** Task to complete **
Count the lines below that contain the word "Electrical" and give only that number.

══ Entries supplied

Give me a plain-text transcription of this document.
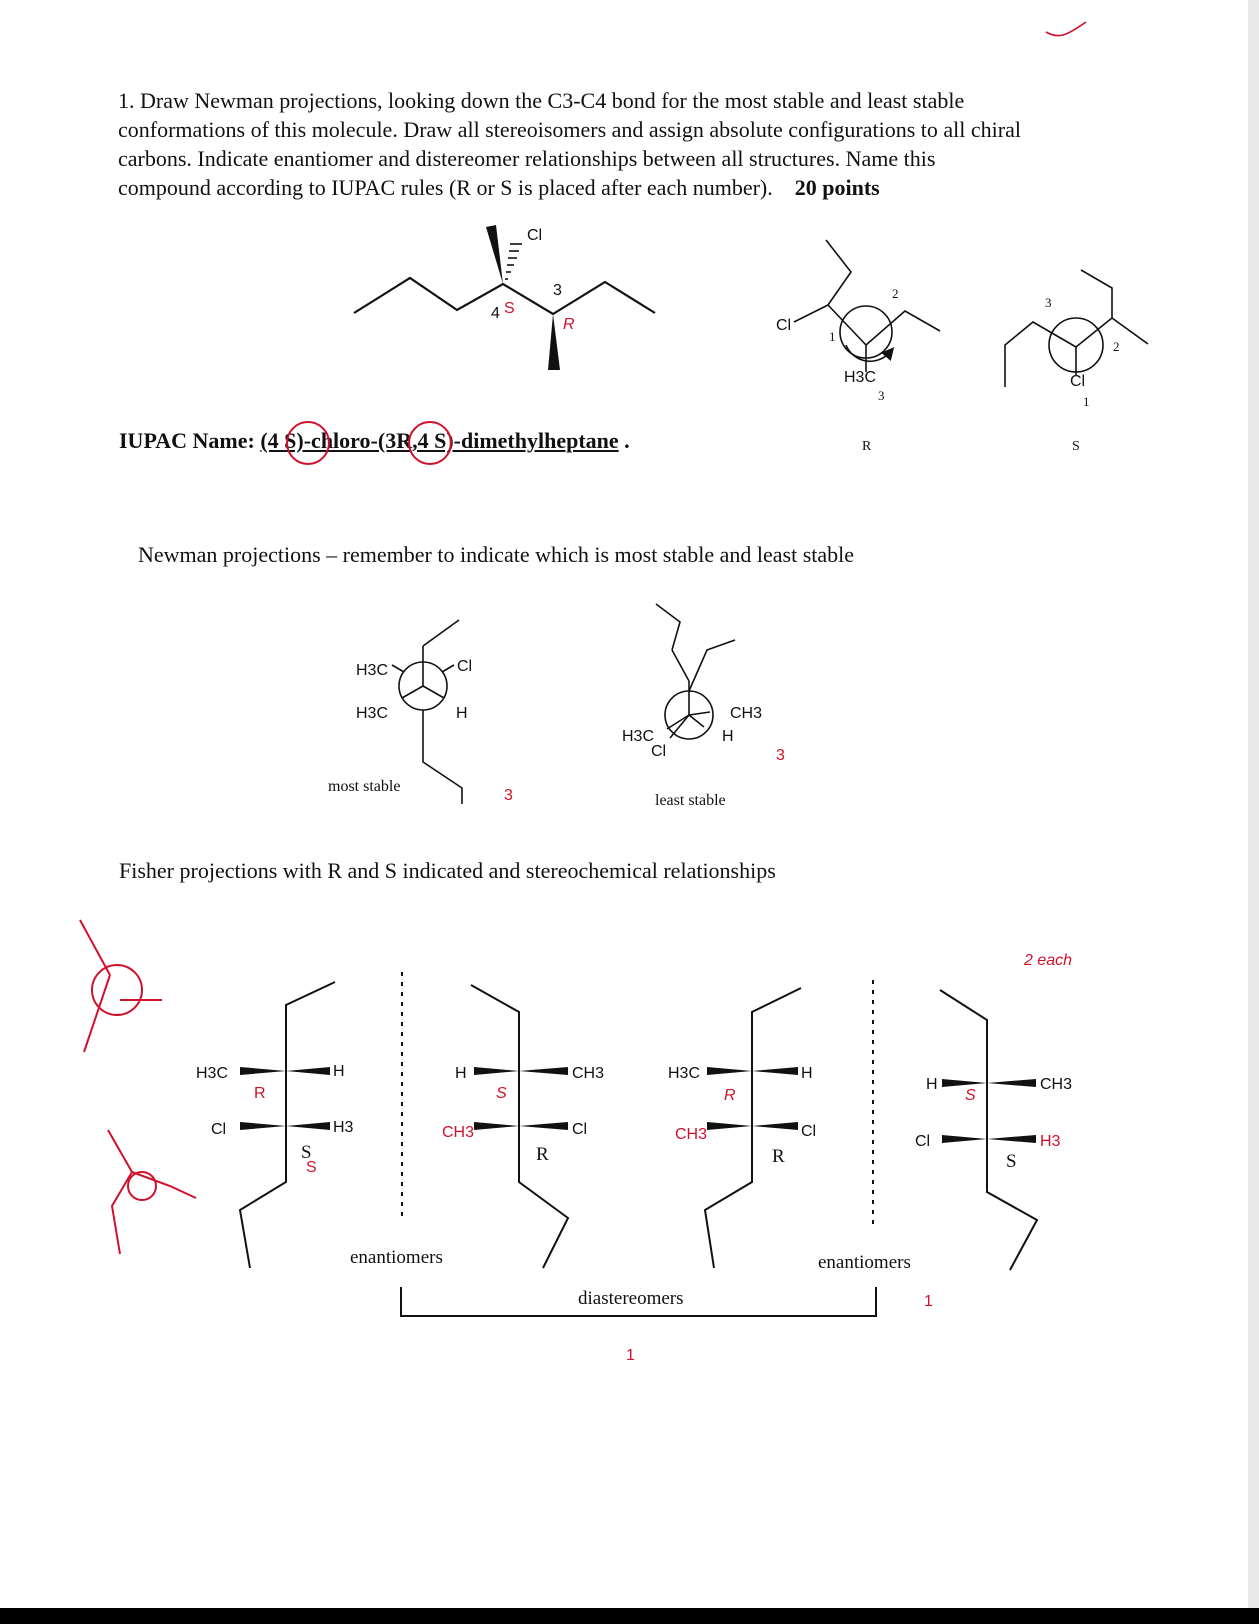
1. Draw Newman projections, looking down the C3-C4 bond for the most stable and least stable
conformations of this molecule. Draw all stereoisomers and assign absolute configurations to all chiral
carbons. Indicate enantiomer and distereomer relationships between all structures. Name this
compound according to IUPAC rules (R or S is placed after each number). 20 points
IUPAC Name: (4 S)-chloro-(3R,4 S)-dimethylheptane .
Newman projections – remember to indicate which is most stable and least stable
Fisher projections with R and S indicated and stereochemical relationships
most stable
least stable
enantiomers	enantiomers
diastereomers
Cl
3
4 S
R	Cl
H3C
1
2
3
R
Cl
1
2
3
S
H3C
H3C
Cl
H
3
CH3
H3C
Cl
H
3
H3C	H
Cl	H3
S
R
S
H	CH3
CH3	Cl
R
S
H3C	H
CH3	Cl
R
R
H	CH3
Cl	H3
S
S
2 each
1
1
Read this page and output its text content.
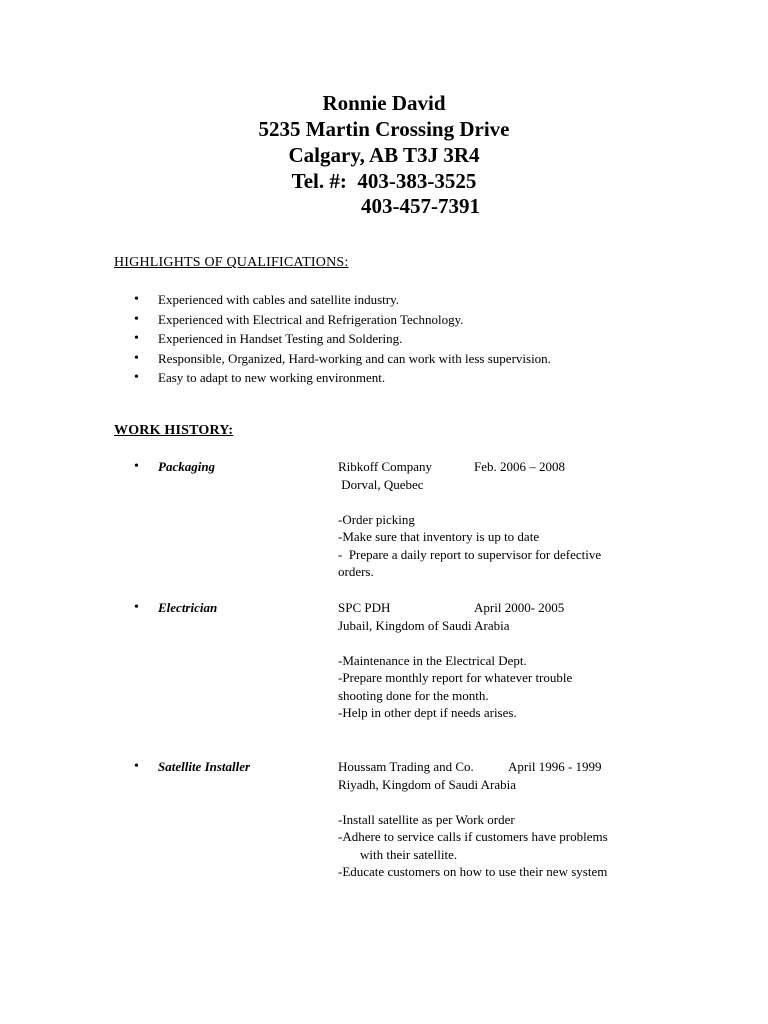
Ronnie David
5235 Martin Crossing Drive
Calgary, AB T3J 3R4
Tel. #:  403-383-3525
403-457-7391
HIGHLIGHTS OF QUALIFICATIONS:
• Experienced with cables and satellite industry.
• Experienced with Electrical and Refrigeration Technology.
• Experienced in Handset Testing and Soldering.
• Responsible, Organized, Hard-working and can work with less supervision.
• Easy to adapt to new working environment.
WORK HISTORY:
• Packaging	Ribkoff Company	Feb. 2006 – 2008
Dorval, Quebec
-Order picking
-Make sure that inventory is up to date
-  Prepare a daily report to supervisor for defective
orders.
• Electrician	SPC PDH	April 2000- 2005
Jubail, Kingdom of Saudi Arabia
-Maintenance in the Electrical Dept.
-Prepare monthly report for whatever trouble
shooting done for the month.
-Help in other dept if needs arises.
• Satellite Installer	Houssam Trading and Co.	April 1996 - 1999
Riyadh, Kingdom of Saudi Arabia
-Install satellite as per Work order
-Adhere to service calls if customers have problems
with their satellite.
-Educate customers on how to use their new system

════

** Result **
2